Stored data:

start

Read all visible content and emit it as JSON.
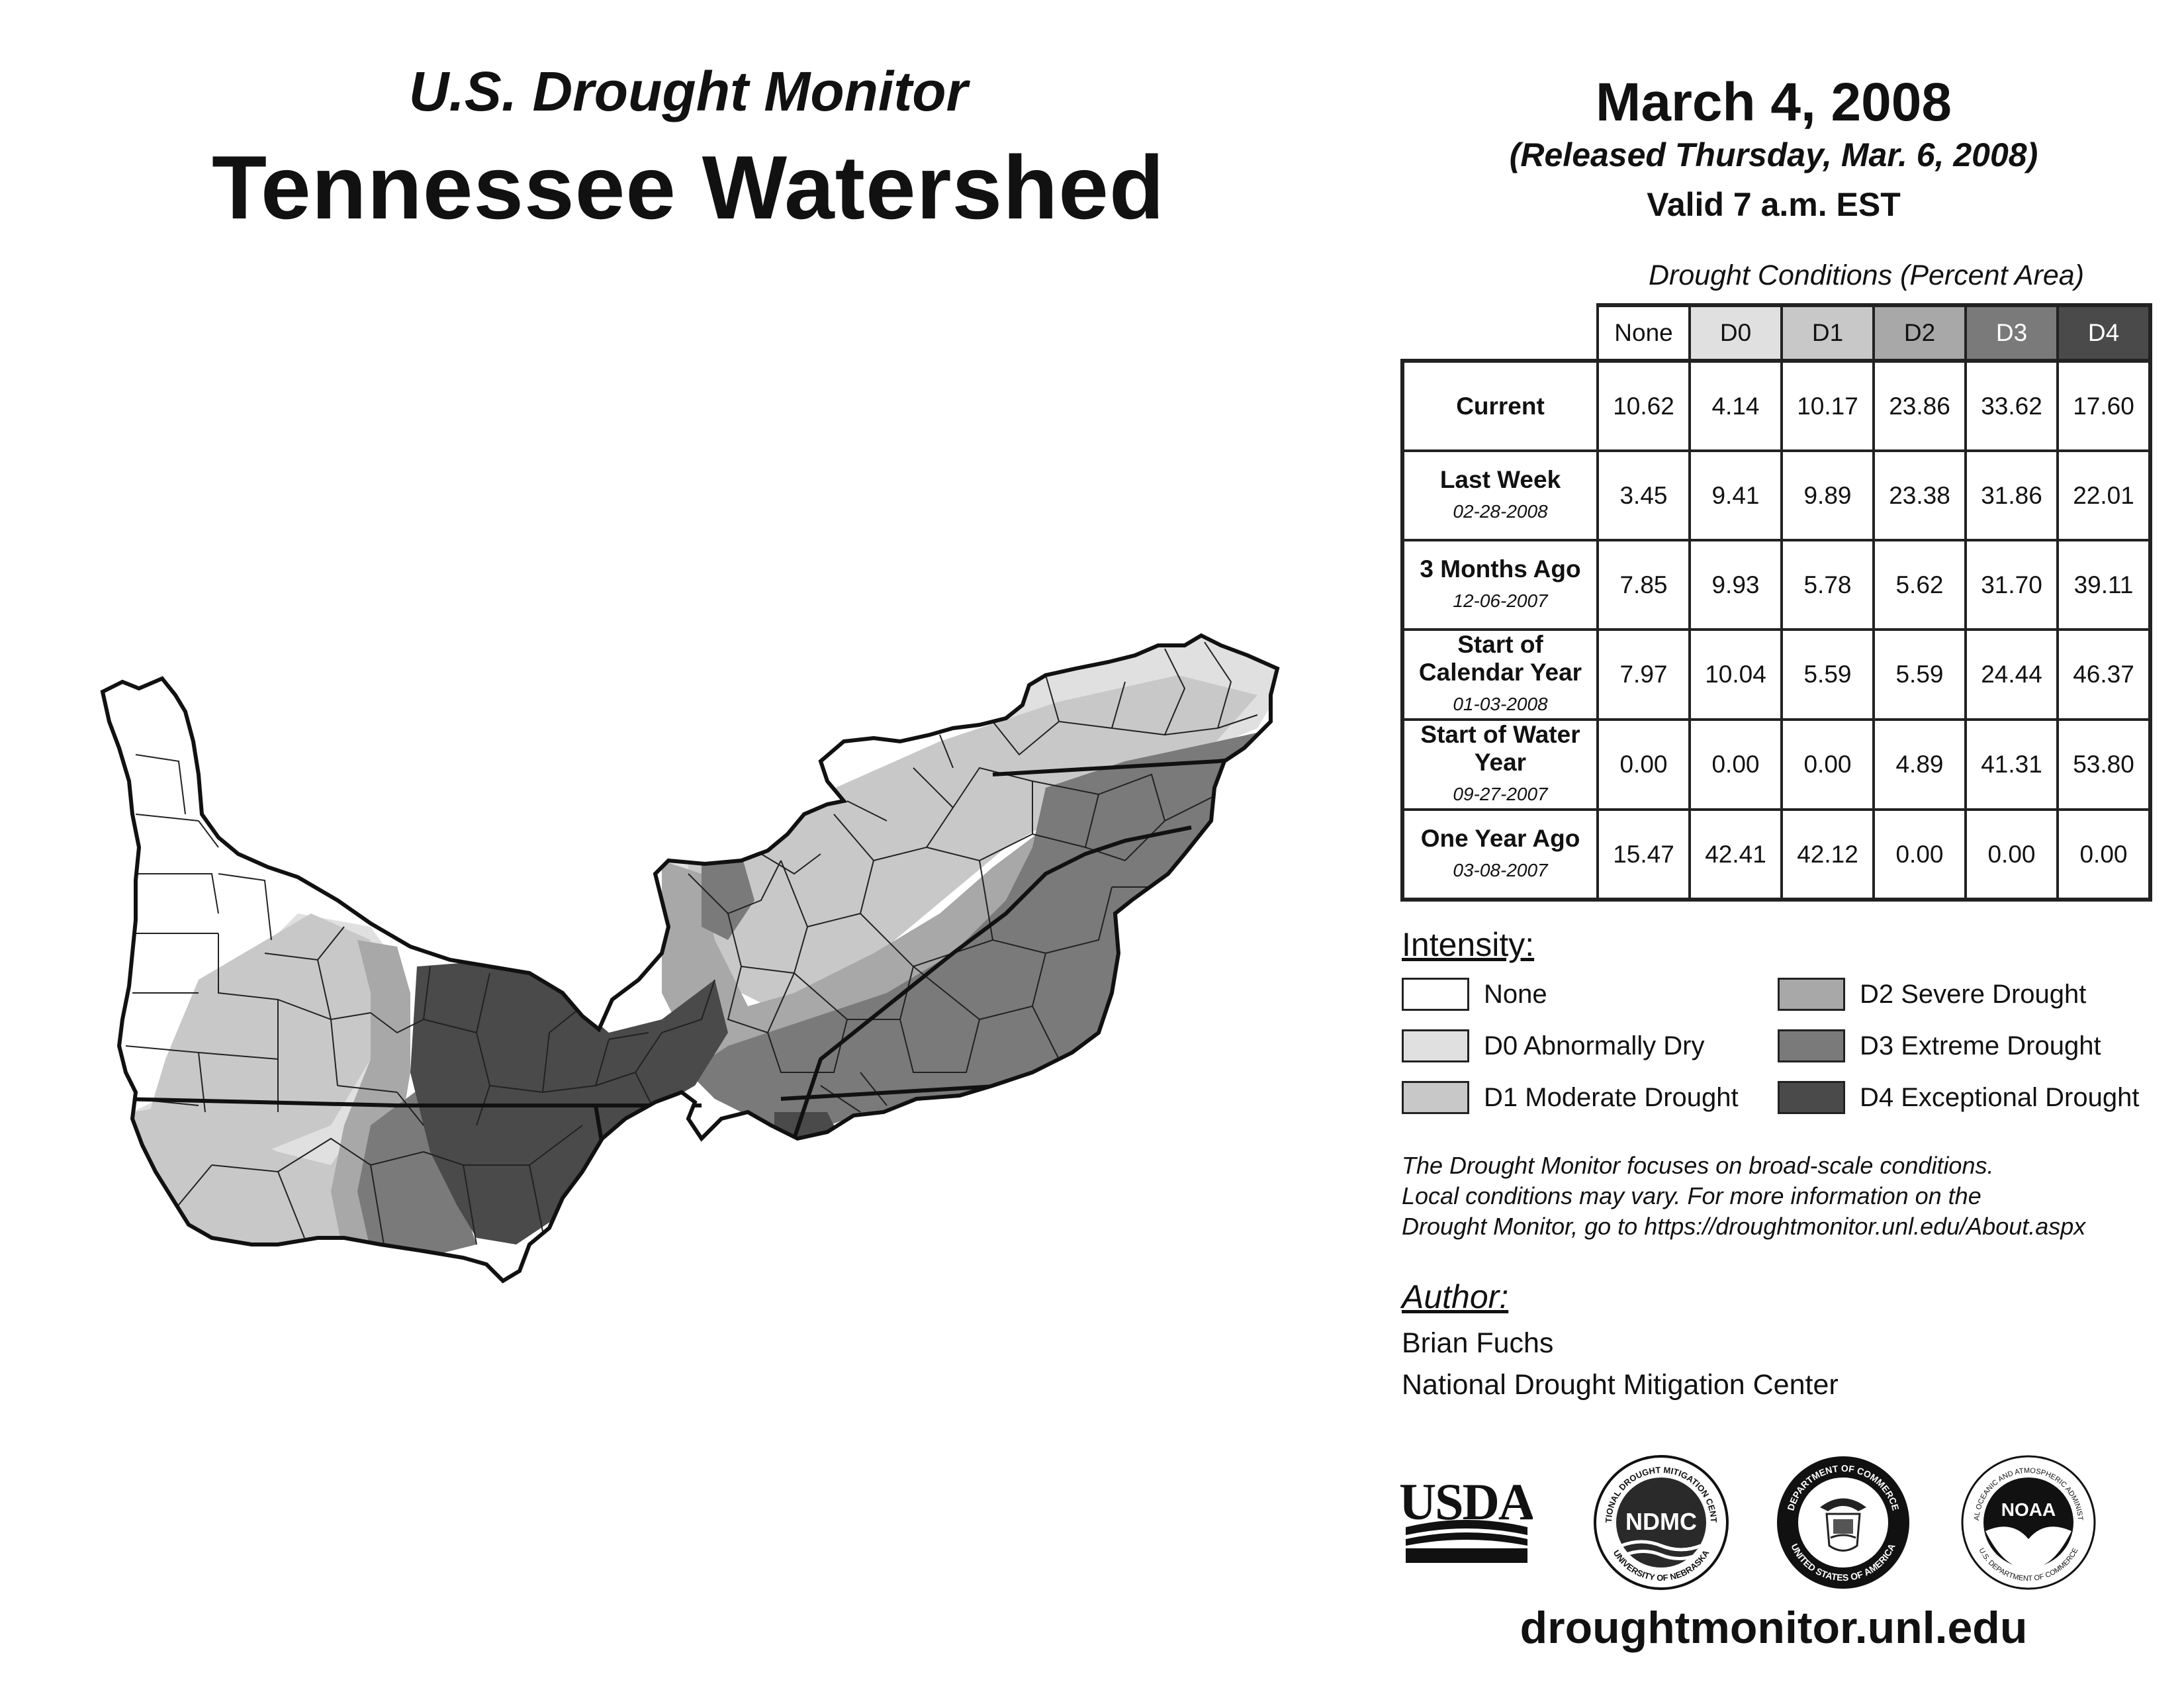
{
  "header": {
    "subtitle": "U.S. Drought Monitor",
    "title": "Tennessee Watershed"
  },
  "date": {
    "main": "March 4, 2008",
    "released": "(Released Thursday, Mar. 6, 2008)",
    "valid": "Valid 7 a.m. EST"
  },
  "table": {
    "caption": "Drought Conditions (Percent Area)",
    "columns": [
      "None",
      "D0",
      "D1",
      "D2",
      "D3",
      "D4"
    ],
    "column_colors": [
      "#ffffff",
      "#e0e0e0",
      "#c8c8c8",
      "#a8a8a8",
      "#7a7a7a",
      "#4a4a4a"
    ],
    "rows": [
      {
        "label": "Current",
        "date": "",
        "values": [
          "10.62",
          "4.14",
          "10.17",
          "23.86",
          "33.62",
          "17.60"
        ]
      },
      {
        "label": "Last Week",
        "date": "02-28-2008",
        "values": [
          "3.45",
          "9.41",
          "9.89",
          "23.38",
          "31.86",
          "22.01"
        ]
      },
      {
        "label": "3 Months Ago",
        "date": "12-06-2007",
        "values": [
          "7.85",
          "9.93",
          "5.78",
          "5.62",
          "31.70",
          "39.11"
        ]
      },
      {
        "label": "Start of Calendar Year",
        "date": "01-03-2008",
        "values": [
          "7.97",
          "10.04",
          "5.59",
          "5.59",
          "24.44",
          "46.37"
        ]
      },
      {
        "label": "Start of Water Year",
        "date": "09-27-2007",
        "values": [
          "0.00",
          "0.00",
          "0.00",
          "4.89",
          "41.31",
          "53.80"
        ]
      },
      {
        "label": "One Year Ago",
        "date": "03-08-2007",
        "values": [
          "15.47",
          "42.41",
          "42.12",
          "0.00",
          "0.00",
          "0.00"
        ]
      }
    ]
  },
  "legend": {
    "title": "Intensity:",
    "items": [
      {
        "label": "None",
        "color": "#ffffff"
      },
      {
        "label": "D0 Abnormally Dry",
        "color": "#e0e0e0"
      },
      {
        "label": "D1 Moderate Drought",
        "color": "#c8c8c8"
      },
      {
        "label": "D2 Severe Drought",
        "color": "#a8a8a8"
      },
      {
        "label": "D3 Extreme Drought",
        "color": "#7a7a7a"
      },
      {
        "label": "D4 Exceptional Drought",
        "color": "#4a4a4a"
      }
    ]
  },
  "note": {
    "line1": "The Drought Monitor focuses on broad-scale conditions.",
    "line2": "Local conditions may vary. For more information on the",
    "line3": "Drought Monitor, go to https://droughtmonitor.unl.edu/About.aspx"
  },
  "author": {
    "title": "Author:",
    "name": "Brian Fuchs",
    "org": "National Drought Mitigation Center"
  },
  "logos": {
    "usda": "USDA",
    "ndmc": "NDMC",
    "ndmc_ring_top": "NATIONAL DROUGHT MITIGATION CENTER",
    "ndmc_ring_bottom": "UNIVERSITY OF NEBRASKA",
    "doc_ring_top": "DEPARTMENT OF COMMERCE",
    "doc_ring_bottom": "UNITED STATES OF AMERICA",
    "noaa": "NOAA",
    "noaa_ring_top": "NATIONAL OCEANIC AND ATMOSPHERIC ADMINISTRATION",
    "noaa_ring_bottom": "U.S. DEPARTMENT OF COMMERCE"
  },
  "footer": {
    "url": "droughtmonitor.unl.edu"
  },
  "map": {
    "region": "Tennessee Watershed",
    "categories_shown": [
      "None",
      "D0",
      "D1",
      "D2",
      "D3",
      "D4"
    ]
  }
}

end

TASK:
In the records above, find each line with the word "DEPARTMENT" and copy it.

RESPONSE TO THE EXERCISE:
    "doc_ring_top": "DEPARTMENT OF COMMERCE",
    "noaa_ring_bottom": "U.S. DEPARTMENT OF COMMERCE"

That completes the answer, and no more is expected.